** What the task asks **
Return the records that follow unaltered. Omit every picture.

** Exercise materials **
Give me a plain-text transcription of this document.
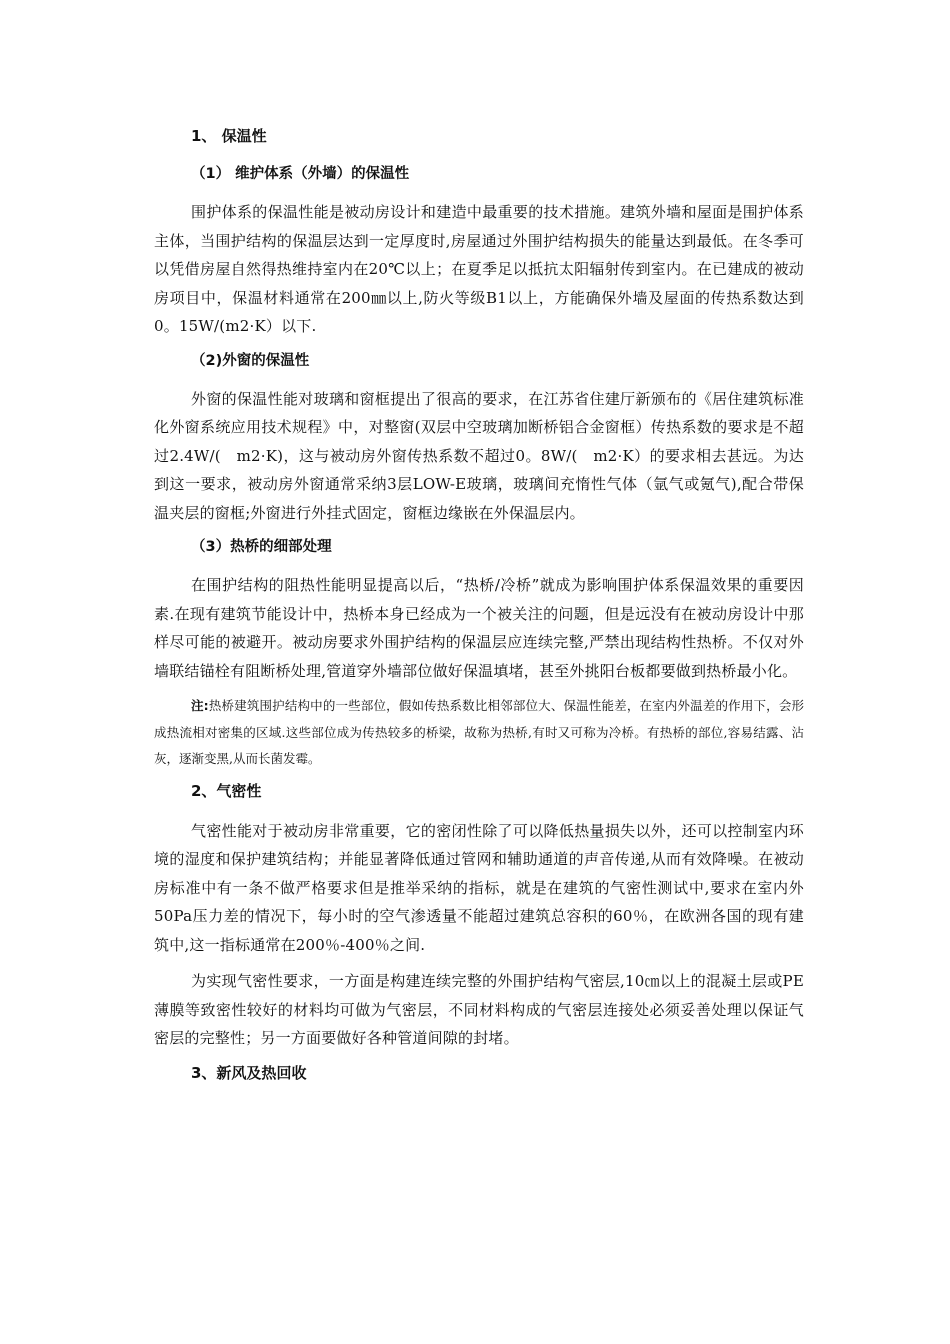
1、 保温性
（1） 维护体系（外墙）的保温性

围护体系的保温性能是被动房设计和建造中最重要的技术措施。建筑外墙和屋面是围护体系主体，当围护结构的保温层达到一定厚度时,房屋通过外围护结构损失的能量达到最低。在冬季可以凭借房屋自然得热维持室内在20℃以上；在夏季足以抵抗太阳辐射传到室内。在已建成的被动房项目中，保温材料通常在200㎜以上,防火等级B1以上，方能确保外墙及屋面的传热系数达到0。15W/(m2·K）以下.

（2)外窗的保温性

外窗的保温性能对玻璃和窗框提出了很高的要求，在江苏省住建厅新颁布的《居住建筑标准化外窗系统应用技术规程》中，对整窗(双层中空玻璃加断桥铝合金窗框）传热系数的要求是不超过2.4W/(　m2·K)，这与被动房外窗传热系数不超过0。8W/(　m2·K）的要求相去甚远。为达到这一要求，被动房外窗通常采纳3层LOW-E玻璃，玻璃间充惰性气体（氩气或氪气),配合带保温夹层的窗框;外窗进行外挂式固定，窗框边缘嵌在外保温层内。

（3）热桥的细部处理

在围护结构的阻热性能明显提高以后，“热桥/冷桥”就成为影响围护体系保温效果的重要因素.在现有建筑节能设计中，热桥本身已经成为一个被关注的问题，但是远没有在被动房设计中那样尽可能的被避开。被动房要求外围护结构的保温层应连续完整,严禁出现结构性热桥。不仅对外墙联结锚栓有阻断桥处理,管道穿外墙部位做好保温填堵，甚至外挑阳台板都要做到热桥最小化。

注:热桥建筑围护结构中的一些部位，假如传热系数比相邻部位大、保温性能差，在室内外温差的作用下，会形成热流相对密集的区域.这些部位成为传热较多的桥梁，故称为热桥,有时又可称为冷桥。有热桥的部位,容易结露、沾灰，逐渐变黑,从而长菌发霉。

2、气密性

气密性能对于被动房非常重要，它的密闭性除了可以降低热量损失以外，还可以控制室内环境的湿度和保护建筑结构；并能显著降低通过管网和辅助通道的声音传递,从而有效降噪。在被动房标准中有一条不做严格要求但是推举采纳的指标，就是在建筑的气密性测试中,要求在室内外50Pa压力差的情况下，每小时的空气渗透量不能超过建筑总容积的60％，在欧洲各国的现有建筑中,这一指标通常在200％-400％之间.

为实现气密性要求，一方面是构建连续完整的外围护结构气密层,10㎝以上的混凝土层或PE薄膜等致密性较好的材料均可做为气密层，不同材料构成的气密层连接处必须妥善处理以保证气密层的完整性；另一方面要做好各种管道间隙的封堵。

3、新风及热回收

** The answer **
Give me a plain-text transcription of this document.
1、 保温性
（1） 维护体系（外墙）的保温性

围护体系的保温性能是被动房设计和建造中最重要的技术措施。建筑外墙和屋面是围护体系主体，当围护结构的保温层达到一定厚度时,房屋通过外围护结构损失的能量达到最低。在冬季可以凭借房屋自然得热维持室内在20℃以上；在夏季足以抵抗太阳辐射传到室内。在已建成的被动房项目中，保温材料通常在200㎜以上,防火等级B1以上，方能确保外墙及屋面的传热系数达到0。15W/(m2·K）以下.

（2)外窗的保温性

外窗的保温性能对玻璃和窗框提出了很高的要求，在江苏省住建厅新颁布的《居住建筑标准化外窗系统应用技术规程》中，对整窗(双层中空玻璃加断桥铝合金窗框）传热系数的要求是不超过2.4W/(　m2·K)，这与被动房外窗传热系数不超过0。8W/(　m2·K）的要求相去甚远。为达到这一要求，被动房外窗通常采纳3层LOW-E玻璃，玻璃间充惰性气体（氩气或氪气),配合带保温夹层的窗框;外窗进行外挂式固定，窗框边缘嵌在外保温层内。

（3）热桥的细部处理

在围护结构的阻热性能明显提高以后，“热桥/冷桥”就成为影响围护体系保温效果的重要因素.在现有建筑节能设计中，热桥本身已经成为一个被关注的问题，但是远没有在被动房设计中那样尽可能的被避开。被动房要求外围护结构的保温层应连续完整,严禁出现结构性热桥。不仅对外墙联结锚栓有阻断桥处理,管道穿外墙部位做好保温填堵，甚至外挑阳台板都要做到热桥最小化。

注:热桥建筑围护结构中的一些部位，假如传热系数比相邻部位大、保温性能差，在室内外温差的作用下，会形成热流相对密集的区域.这些部位成为传热较多的桥梁，故称为热桥,有时又可称为冷桥。有热桥的部位,容易结露、沾灰，逐渐变黑,从而长菌发霉。

2、气密性

气密性能对于被动房非常重要，它的密闭性除了可以降低热量损失以外，还可以控制室内环境的湿度和保护建筑结构；并能显著降低通过管网和辅助通道的声音传递,从而有效降噪。在被动房标准中有一条不做严格要求但是推举采纳的指标，就是在建筑的气密性测试中,要求在室内外50Pa压力差的情况下，每小时的空气渗透量不能超过建筑总容积的60％，在欧洲各国的现有建筑中,这一指标通常在200％-400％之间.

为实现气密性要求，一方面是构建连续完整的外围护结构气密层,10㎝以上的混凝土层或PE薄膜等致密性较好的材料均可做为气密层，不同材料构成的气密层连接处必须妥善处理以保证气密层的完整性；另一方面要做好各种管道间隙的封堵。

3、新风及热回收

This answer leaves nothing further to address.